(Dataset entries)
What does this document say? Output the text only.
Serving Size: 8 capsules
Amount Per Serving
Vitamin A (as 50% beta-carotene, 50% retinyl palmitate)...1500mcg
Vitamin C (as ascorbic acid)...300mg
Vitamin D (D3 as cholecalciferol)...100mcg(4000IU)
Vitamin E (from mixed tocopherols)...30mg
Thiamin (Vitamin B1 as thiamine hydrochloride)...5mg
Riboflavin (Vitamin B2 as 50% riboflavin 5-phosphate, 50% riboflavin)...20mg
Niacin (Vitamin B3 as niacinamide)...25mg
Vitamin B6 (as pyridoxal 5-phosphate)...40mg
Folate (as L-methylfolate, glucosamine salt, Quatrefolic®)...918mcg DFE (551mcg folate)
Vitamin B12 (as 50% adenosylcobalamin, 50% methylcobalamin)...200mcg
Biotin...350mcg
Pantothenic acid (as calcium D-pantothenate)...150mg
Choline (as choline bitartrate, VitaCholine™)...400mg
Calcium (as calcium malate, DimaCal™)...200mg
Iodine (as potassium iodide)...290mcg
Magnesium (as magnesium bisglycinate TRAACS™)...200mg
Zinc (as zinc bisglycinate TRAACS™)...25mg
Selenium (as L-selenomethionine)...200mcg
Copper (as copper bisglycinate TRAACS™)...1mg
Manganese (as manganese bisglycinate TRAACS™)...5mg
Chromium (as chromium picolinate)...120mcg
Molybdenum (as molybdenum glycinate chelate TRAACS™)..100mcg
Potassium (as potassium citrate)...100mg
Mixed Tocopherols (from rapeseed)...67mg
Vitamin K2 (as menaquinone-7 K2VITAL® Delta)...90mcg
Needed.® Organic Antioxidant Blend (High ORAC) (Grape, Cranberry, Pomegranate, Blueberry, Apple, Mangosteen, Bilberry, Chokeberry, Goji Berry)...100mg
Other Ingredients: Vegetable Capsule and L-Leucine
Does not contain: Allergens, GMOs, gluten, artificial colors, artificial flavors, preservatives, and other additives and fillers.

WHAT IS ASKED: From the listing above, extract all records word for word.

ANSWER TO THE TASK:
What does this document say? Output the text only.
Serving Size: 8 capsules
Amount Per Serving
Vitamin A (as 50% beta-carotene, 50% retinyl palmitate)...1500mcg
Vitamin C (as ascorbic acid)...300mg
Vitamin D (D3 as cholecalciferol)...100mcg(4000IU)
Vitamin E (from mixed tocopherols)...30mg
Thiamin (Vitamin B1 as thiamine hydrochloride)...5mg
Riboflavin (Vitamin B2 as 50% riboflavin 5-phosphate, 50% riboflavin)...20mg
Niacin (Vitamin B3 as niacinamide)...25mg
Vitamin B6 (as pyridoxal 5-phosphate)...40mg
Folate (as L-methylfolate, glucosamine salt, Quatrefolic®)...918mcg DFE (551mcg folate)
Vitamin B12 (as 50% adenosylcobalamin, 50% methylcobalamin)...200mcg
Biotin...350mcg
Pantothenic acid (as calcium D-pantothenate)...150mg
Choline (as choline bitartrate, VitaCholine™)...400mg
Calcium (as calcium malate, DimaCal™)...200mg
Iodine (as potassium iodide)...290mcg
Magnesium (as magnesium bisglycinate TRAACS™)...200mg
Zinc (as zinc bisglycinate TRAACS™)...25mg
Selenium (as L-selenomethionine)...200mcg
Copper (as copper bisglycinate TRAACS™)...1mg
Manganese (as manganese bisglycinate TRAACS™)...5mg
Chromium (as chromium picolinate)...120mcg
Molybdenum (as molybdenum glycinate chelate TRAACS™)..100mcg
Potassium (as potassium citrate)...100mg
Mixed Tocopherols (from rapeseed)...67mg
Vitamin K2 (as menaquinone-7 K2VITAL® Delta)...90mcg
Needed.® Organic Antioxidant Blend (High ORAC) (Grape, Cranberry, Pomegranate, Blueberry, Apple, Mangosteen, Bilberry, Chokeberry, Goji Berry)...100mg
Other Ingredients: Vegetable Capsule and L-Leucine
Does not contain: Allergens, GMOs, gluten, artificial colors, artificial flavors, preservatives, and other additives and fillers.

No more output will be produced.